Task inputs:
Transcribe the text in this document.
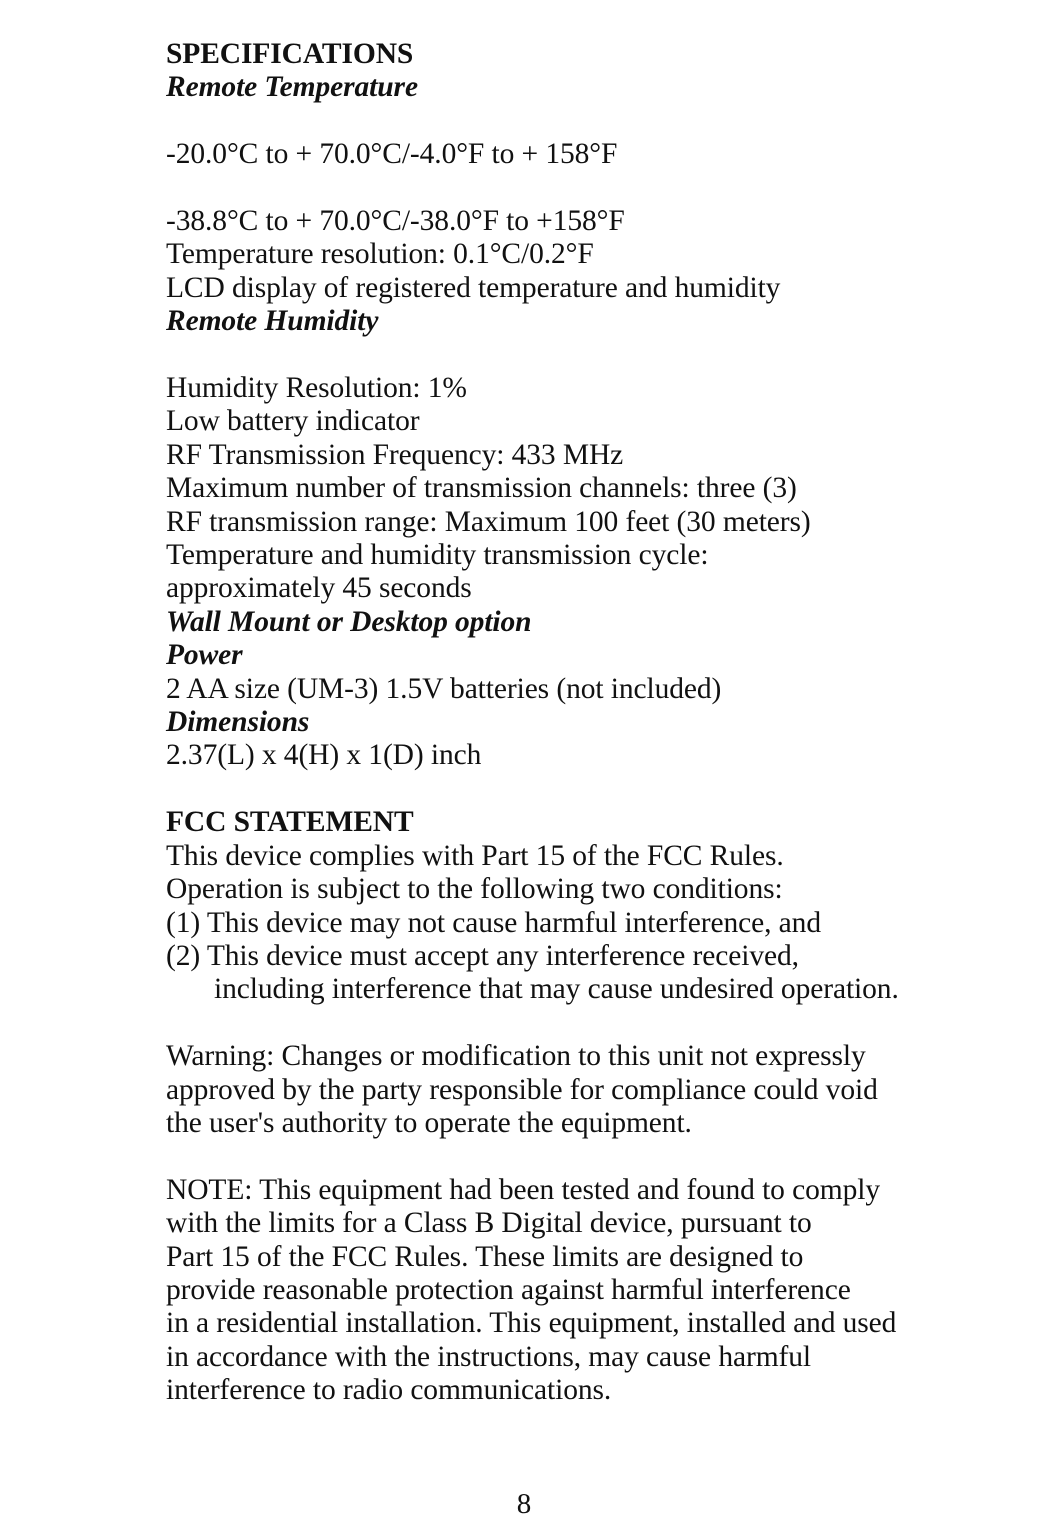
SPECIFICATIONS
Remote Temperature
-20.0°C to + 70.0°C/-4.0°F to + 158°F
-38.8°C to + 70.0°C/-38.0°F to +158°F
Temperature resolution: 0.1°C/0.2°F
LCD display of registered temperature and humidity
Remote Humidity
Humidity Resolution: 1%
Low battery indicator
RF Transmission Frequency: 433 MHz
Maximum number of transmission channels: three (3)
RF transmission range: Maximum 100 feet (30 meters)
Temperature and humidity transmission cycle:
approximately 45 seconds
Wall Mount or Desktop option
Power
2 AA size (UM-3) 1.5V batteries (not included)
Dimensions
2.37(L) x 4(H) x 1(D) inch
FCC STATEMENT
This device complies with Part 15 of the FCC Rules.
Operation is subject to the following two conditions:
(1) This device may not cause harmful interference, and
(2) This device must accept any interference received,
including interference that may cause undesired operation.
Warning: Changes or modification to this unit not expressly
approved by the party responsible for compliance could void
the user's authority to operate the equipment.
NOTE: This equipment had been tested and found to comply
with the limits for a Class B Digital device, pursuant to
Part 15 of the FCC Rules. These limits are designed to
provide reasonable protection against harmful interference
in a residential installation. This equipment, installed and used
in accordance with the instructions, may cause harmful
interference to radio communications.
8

* * *

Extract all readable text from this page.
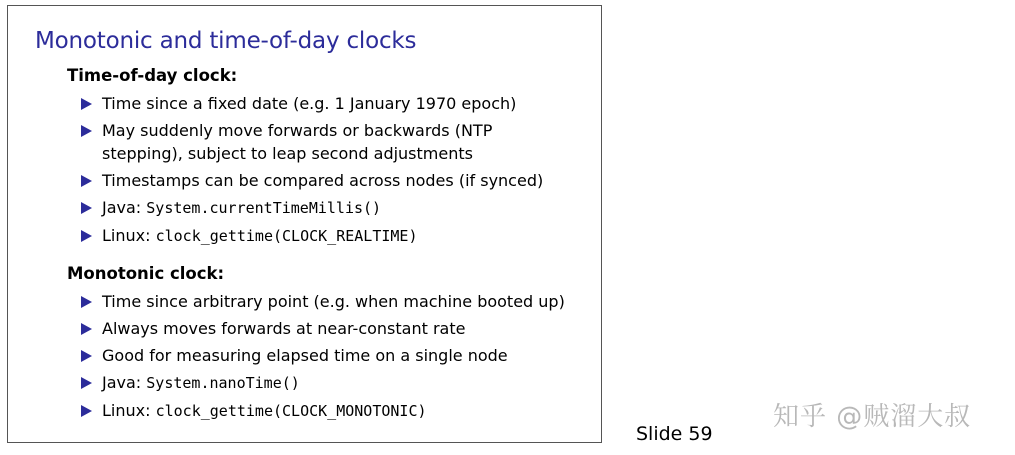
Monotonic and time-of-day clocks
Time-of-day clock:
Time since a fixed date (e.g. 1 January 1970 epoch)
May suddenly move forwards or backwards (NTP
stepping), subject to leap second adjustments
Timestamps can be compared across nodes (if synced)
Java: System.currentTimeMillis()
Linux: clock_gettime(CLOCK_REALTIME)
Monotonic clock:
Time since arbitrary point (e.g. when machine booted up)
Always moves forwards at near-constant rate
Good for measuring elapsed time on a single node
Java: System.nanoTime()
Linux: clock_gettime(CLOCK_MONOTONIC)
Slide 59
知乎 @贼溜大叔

Aim of the exercise: Tally every line of the data that holds the word "Rules" and write the count alone.

Expected answer: 2